#### Source text

· · · · ·

Lesson video

Hello, everyone, my name is Miss Sabzvari and I'm really excited that you decided to join me today for our math lesson.

The unit we're studying is multiplication and division.

In the previous lesson, we identified multiplication as commutative.

In this lesson, we will focus on using the division symbol when sharing.

So when you're ready, let's begin.

So let's have a look at today's lesson agenda.

First, we're going to begin by looking at division as sharing.

Next, we're going to move onto a talk task where you will have more opportunities to see some word problems, which involves division as sharing.

Then we will look at whether division is commutative, and finally, you will complete your independent task.

But before we begin, you will need the following items. You will need something to write with and something to write on, and you will need some counters or cubes.

Alternatively, you can ask your parents or carer to cut out some small pieces of paper that you can use instead.

So pause the video now to get the things that you need.

Division as sharing.

So let's have a look at the word problem on our screen.

Follow with me.

There are 18 children altogether.

There are two rows on the carpet.

How many children will be in each row? What I would like you to do is to pause the video and tell me what is known and what is unknown.

Great work.

What we know is we know the whole, we know that there are 18 children altogether.

And what we know is how many parts there are.

There are two rows on the carpet, so two rows, I know that I know how many parts or how many groups there are.

What I don't know is how many children will be in each group.

Okay, what I have done is I have created this part whole model to show you the difference between when we are multiplying and when you're dividing by sharing.

So let's read it together.

When we multiply, we know how many parts there are and the value of each part but we don't know is the whole, how many there are altogether.

· · · · ·

#### Data listing
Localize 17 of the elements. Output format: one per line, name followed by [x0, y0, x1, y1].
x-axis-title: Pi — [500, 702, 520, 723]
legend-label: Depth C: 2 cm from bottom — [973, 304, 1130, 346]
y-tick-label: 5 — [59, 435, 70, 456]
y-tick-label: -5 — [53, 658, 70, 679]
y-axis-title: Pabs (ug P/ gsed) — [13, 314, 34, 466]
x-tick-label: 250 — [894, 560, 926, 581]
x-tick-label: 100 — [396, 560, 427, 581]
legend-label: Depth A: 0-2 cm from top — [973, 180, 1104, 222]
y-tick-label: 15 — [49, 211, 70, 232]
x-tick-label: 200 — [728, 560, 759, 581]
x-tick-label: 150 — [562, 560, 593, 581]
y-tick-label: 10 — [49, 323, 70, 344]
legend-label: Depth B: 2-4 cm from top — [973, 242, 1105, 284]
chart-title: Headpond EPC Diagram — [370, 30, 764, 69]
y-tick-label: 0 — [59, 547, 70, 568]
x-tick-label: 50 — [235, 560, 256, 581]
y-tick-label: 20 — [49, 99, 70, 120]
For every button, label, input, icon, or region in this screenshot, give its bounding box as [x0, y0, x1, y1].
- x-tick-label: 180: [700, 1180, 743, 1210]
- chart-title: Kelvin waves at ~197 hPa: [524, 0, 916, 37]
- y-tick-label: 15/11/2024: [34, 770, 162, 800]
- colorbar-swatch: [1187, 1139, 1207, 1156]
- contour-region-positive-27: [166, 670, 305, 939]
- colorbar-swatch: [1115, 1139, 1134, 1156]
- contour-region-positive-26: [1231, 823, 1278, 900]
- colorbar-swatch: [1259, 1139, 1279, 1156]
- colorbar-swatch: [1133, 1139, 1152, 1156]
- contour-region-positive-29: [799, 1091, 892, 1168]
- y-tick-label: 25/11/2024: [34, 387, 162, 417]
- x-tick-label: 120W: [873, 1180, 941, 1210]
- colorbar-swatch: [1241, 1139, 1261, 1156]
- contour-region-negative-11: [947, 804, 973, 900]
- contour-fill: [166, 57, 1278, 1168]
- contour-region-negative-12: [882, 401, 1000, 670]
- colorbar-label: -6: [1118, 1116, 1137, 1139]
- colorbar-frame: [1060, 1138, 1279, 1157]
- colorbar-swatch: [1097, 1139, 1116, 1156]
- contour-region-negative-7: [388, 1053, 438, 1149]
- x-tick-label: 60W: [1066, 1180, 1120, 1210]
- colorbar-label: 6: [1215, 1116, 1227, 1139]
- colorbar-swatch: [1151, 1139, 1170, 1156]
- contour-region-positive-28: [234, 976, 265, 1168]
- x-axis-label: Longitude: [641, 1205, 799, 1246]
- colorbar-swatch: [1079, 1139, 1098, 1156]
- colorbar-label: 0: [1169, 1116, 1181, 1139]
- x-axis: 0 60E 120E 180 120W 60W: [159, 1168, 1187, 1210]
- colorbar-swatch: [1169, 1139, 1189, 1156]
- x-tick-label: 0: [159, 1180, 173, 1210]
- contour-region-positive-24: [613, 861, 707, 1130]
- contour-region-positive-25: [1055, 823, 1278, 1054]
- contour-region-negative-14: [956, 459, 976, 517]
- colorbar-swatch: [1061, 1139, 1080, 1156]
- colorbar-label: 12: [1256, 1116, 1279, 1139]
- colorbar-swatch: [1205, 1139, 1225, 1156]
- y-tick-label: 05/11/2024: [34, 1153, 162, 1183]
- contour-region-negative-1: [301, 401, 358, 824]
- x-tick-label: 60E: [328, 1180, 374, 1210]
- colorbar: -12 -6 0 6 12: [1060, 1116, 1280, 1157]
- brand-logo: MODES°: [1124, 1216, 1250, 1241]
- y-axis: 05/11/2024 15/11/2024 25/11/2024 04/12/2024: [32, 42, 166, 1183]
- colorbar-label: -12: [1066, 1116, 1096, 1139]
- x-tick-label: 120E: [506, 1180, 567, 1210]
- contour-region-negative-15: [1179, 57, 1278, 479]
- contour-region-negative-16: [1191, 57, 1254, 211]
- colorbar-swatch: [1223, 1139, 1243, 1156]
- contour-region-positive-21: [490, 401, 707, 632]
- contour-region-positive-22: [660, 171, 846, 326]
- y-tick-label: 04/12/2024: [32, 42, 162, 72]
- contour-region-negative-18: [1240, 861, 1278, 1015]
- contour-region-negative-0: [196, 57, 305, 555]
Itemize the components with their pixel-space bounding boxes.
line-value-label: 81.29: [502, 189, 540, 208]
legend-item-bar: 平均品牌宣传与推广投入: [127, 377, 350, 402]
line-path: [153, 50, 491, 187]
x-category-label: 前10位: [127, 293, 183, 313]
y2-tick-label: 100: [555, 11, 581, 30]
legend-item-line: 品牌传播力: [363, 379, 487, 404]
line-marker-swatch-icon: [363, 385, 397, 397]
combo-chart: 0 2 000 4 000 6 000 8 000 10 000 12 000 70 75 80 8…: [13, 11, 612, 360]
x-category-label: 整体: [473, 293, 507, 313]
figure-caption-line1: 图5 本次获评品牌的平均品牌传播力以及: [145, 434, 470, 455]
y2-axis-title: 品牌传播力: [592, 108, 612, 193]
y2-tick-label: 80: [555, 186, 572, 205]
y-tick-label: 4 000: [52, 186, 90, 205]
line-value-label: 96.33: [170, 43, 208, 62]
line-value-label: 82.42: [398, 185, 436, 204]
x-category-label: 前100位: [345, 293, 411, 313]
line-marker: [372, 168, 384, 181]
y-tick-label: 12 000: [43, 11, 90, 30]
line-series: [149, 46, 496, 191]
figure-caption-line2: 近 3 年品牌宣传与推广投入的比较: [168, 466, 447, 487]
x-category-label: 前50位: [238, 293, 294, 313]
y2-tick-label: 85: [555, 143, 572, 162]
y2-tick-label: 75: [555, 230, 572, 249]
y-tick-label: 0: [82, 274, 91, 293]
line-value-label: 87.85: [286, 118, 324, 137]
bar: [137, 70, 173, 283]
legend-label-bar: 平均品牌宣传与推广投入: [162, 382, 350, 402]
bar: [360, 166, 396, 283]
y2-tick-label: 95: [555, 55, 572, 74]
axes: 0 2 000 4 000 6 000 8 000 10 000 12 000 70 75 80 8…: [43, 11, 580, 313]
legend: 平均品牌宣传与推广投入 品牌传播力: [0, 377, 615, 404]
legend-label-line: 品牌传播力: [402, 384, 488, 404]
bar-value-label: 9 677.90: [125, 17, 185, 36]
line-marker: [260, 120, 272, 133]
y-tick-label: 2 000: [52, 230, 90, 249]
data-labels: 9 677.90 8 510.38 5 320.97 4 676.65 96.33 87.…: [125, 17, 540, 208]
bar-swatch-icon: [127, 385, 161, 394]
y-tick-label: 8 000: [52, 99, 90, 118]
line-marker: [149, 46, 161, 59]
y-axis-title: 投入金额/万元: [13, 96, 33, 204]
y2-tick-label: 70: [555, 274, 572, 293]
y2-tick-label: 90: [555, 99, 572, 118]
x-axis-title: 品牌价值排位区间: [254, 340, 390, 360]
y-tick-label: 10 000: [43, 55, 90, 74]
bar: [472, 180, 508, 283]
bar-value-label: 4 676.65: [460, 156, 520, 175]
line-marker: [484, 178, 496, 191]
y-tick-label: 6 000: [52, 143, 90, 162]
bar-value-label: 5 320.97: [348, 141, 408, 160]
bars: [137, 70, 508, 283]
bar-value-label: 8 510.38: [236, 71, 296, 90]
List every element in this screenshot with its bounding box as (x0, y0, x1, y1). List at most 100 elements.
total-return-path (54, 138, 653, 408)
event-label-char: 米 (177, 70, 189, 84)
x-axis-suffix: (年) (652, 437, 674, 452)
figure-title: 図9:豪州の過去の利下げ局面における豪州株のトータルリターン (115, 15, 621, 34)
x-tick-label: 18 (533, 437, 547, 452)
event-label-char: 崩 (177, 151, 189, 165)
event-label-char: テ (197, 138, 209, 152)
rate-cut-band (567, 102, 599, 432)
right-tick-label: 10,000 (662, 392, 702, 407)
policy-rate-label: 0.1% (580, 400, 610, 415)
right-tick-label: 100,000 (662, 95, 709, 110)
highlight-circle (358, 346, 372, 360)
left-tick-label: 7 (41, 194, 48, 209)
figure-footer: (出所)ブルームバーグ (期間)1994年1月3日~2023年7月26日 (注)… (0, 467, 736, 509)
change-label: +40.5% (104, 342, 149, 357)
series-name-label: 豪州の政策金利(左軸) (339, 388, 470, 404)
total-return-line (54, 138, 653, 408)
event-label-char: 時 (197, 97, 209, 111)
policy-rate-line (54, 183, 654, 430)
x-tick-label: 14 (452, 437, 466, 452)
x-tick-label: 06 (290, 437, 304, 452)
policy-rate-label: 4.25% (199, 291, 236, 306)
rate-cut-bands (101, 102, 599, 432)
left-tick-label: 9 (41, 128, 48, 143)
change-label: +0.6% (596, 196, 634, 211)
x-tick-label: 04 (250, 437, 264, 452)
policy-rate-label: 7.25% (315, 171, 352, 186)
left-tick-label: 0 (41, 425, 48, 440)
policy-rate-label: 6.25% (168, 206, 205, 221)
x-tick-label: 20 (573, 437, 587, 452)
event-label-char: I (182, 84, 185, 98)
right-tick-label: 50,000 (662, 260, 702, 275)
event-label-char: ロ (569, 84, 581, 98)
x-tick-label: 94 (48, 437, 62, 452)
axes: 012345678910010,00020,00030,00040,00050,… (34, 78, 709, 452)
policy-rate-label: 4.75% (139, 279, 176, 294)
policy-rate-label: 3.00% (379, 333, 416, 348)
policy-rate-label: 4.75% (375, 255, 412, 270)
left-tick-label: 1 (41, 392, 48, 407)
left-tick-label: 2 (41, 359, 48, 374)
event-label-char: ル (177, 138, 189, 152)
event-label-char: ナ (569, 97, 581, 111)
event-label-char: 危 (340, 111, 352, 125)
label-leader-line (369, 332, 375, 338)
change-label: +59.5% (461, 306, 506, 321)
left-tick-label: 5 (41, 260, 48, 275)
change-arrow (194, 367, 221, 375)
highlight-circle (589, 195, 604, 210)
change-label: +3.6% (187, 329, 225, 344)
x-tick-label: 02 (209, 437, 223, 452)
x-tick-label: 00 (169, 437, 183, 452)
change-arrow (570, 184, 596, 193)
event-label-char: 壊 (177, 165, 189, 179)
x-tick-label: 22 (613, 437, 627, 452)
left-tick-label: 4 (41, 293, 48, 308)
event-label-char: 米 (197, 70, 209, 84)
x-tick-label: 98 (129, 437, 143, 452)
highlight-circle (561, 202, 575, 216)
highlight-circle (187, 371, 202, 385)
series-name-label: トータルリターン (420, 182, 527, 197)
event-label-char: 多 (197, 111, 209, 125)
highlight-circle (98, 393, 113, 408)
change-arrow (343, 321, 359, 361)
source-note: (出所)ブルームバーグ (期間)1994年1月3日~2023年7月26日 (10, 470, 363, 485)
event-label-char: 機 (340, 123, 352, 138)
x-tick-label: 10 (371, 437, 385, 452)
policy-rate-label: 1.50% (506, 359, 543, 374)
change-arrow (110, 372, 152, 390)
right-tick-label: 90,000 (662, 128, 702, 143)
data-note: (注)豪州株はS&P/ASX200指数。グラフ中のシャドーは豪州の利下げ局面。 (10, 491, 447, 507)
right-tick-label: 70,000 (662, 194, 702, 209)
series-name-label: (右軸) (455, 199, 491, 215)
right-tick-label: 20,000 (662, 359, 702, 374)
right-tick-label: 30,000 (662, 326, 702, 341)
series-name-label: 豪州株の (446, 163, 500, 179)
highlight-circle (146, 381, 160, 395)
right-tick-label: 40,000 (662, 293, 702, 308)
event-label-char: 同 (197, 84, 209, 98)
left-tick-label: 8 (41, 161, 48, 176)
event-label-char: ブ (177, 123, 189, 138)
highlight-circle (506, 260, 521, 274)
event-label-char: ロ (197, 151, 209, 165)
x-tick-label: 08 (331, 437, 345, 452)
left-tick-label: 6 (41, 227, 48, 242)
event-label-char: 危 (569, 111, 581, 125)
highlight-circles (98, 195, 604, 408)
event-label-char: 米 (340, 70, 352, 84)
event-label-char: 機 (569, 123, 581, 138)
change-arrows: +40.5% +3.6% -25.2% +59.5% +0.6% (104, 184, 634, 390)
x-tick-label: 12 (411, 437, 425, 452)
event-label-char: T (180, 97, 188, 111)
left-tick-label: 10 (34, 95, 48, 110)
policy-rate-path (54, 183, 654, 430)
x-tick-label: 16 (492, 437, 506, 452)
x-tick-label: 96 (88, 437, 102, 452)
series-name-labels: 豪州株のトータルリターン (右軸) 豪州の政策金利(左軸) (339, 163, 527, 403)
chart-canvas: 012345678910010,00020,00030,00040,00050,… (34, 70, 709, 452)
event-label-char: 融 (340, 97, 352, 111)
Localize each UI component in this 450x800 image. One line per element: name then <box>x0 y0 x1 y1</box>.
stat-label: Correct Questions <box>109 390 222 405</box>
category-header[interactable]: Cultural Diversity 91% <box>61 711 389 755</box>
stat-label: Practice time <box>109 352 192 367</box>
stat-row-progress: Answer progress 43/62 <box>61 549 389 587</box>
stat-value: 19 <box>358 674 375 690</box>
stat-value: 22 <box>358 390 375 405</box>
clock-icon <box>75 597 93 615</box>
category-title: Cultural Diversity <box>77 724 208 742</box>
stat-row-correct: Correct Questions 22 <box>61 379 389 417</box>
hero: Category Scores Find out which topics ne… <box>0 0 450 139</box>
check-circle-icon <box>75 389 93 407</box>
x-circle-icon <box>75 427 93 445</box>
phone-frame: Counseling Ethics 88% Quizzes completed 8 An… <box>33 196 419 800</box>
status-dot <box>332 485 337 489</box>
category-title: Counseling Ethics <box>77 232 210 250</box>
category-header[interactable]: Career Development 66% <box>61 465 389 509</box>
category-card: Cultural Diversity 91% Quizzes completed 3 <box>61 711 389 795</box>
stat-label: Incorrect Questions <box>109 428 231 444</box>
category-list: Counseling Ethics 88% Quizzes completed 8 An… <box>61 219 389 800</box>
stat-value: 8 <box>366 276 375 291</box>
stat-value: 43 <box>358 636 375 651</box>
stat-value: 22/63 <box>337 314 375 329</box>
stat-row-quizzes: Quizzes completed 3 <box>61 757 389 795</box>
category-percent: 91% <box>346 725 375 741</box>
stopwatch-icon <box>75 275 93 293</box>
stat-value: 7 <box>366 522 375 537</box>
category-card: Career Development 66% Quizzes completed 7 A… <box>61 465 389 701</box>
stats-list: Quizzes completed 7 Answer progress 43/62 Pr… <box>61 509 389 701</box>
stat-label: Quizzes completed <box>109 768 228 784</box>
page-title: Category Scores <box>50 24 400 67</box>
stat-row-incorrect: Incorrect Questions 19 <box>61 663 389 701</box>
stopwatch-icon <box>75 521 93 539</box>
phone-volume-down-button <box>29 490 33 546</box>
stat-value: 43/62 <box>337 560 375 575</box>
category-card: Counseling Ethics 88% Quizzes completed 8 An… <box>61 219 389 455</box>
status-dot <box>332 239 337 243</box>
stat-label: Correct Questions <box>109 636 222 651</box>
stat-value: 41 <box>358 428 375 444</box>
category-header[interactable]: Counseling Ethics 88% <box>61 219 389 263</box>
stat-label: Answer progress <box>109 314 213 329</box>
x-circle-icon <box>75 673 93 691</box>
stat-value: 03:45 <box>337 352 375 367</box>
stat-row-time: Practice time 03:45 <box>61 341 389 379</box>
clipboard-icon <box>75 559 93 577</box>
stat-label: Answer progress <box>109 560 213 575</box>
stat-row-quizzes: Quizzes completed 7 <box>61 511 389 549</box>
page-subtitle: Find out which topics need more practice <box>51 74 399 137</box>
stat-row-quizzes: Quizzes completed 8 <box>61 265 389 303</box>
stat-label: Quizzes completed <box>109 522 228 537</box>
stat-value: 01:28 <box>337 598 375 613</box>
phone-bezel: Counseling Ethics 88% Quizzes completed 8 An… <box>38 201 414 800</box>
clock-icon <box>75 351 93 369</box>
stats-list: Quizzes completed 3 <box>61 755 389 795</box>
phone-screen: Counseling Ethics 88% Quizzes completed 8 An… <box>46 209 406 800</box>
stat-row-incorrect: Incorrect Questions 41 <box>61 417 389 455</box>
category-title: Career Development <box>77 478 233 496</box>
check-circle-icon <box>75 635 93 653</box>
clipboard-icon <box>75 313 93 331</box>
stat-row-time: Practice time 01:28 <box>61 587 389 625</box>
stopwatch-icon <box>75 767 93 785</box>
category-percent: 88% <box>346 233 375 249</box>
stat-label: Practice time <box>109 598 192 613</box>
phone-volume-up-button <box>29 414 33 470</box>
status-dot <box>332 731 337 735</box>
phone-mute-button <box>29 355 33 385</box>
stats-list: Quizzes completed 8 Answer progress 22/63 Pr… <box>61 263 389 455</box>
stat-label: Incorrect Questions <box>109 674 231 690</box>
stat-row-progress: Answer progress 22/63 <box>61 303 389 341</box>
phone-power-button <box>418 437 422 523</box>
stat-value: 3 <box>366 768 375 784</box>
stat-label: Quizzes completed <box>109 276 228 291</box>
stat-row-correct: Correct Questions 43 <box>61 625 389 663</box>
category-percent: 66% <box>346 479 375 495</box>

· · · · ·

#### What you are asked to do
Answer these questions from the lesson transcript:
(a) What unit is the class studying?
(b) Besides something to write with and something to write on, what items are learners told they will need?
(c) In the word problem, how many children are there altogether, and how many rows are on the carpet?
The material is separate from the lesson transcript.

#### Task result
(a) Multiplication and division.
(b) Counters or cubes.
(c) There are 18 children in two rows.